→ **Information given**:
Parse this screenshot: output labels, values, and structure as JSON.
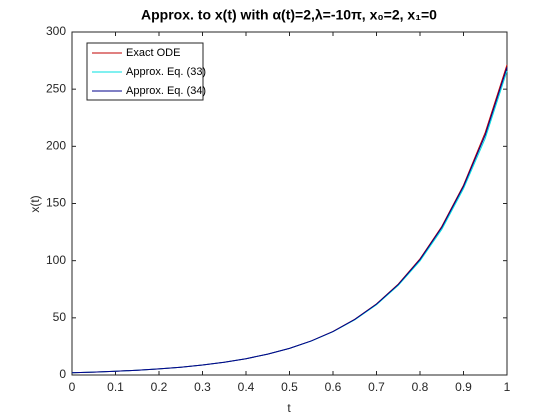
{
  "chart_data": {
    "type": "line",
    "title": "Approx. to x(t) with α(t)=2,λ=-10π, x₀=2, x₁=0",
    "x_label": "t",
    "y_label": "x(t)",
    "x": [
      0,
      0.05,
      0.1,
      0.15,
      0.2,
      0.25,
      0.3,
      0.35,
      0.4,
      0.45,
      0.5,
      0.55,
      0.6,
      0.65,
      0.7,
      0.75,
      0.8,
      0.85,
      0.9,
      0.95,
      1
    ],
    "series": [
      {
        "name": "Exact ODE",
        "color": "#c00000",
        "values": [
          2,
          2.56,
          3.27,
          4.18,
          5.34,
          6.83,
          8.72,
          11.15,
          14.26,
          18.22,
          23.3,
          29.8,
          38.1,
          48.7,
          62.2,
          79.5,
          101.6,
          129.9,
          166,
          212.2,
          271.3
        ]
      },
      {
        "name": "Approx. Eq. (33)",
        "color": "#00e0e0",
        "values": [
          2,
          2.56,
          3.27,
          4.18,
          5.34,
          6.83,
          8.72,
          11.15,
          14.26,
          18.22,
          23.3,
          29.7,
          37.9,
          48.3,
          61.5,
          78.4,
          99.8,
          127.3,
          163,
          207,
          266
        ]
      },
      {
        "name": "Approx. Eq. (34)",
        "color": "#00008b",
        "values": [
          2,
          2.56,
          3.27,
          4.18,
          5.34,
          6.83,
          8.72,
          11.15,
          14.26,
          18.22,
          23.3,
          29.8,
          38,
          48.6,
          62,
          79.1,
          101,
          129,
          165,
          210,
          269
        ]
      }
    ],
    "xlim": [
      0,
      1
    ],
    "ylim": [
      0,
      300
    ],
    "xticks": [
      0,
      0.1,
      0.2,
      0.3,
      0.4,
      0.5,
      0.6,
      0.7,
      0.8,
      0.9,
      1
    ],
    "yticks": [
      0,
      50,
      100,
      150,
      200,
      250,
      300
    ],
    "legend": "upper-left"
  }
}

→ **Exercise requirements**: Without the pictures, restate all of the entries above verbatim.

→ **Solution for this task**:
Parse this screenshot: output labels, values, and structure as JSON.
{
  "chart_data": {
    "type": "line",
    "title": "Approx. to x(t) with α(t)=2,λ=-10π, x₀=2, x₁=0",
    "x_label": "t",
    "y_label": "x(t)",
    "x": [
      0,
      0.05,
      0.1,
      0.15,
      0.2,
      0.25,
      0.3,
      0.35,
      0.4,
      0.45,
      0.5,
      0.55,
      0.6,
      0.65,
      0.7,
      0.75,
      0.8,
      0.85,
      0.9,
      0.95,
      1
    ],
    "series": [
      {
        "name": "Exact ODE",
        "color": "#c00000",
        "values": [
          2,
          2.56,
          3.27,
          4.18,
          5.34,
          6.83,
          8.72,
          11.15,
          14.26,
          18.22,
          23.3,
          29.8,
          38.1,
          48.7,
          62.2,
          79.5,
          101.6,
          129.9,
          166,
          212.2,
          271.3
        ]
      },
      {
        "name": "Approx. Eq. (33)",
        "color": "#00e0e0",
        "values": [
          2,
          2.56,
          3.27,
          4.18,
          5.34,
          6.83,
          8.72,
          11.15,
          14.26,
          18.22,
          23.3,
          29.7,
          37.9,
          48.3,
          61.5,
          78.4,
          99.8,
          127.3,
          163,
          207,
          266
        ]
      },
      {
        "name": "Approx. Eq. (34)",
        "color": "#00008b",
        "values": [
          2,
          2.56,
          3.27,
          4.18,
          5.34,
          6.83,
          8.72,
          11.15,
          14.26,
          18.22,
          23.3,
          29.8,
          38,
          48.6,
          62,
          79.1,
          101,
          129,
          165,
          210,
          269
        ]
      }
    ],
    "xlim": [
      0,
      1
    ],
    "ylim": [
      0,
      300
    ],
    "xticks": [
      0,
      0.1,
      0.2,
      0.3,
      0.4,
      0.5,
      0.6,
      0.7,
      0.8,
      0.9,
      1
    ],
    "yticks": [
      0,
      50,
      100,
      150,
      200,
      250,
      300
    ],
    "legend": "upper-left"
  }
}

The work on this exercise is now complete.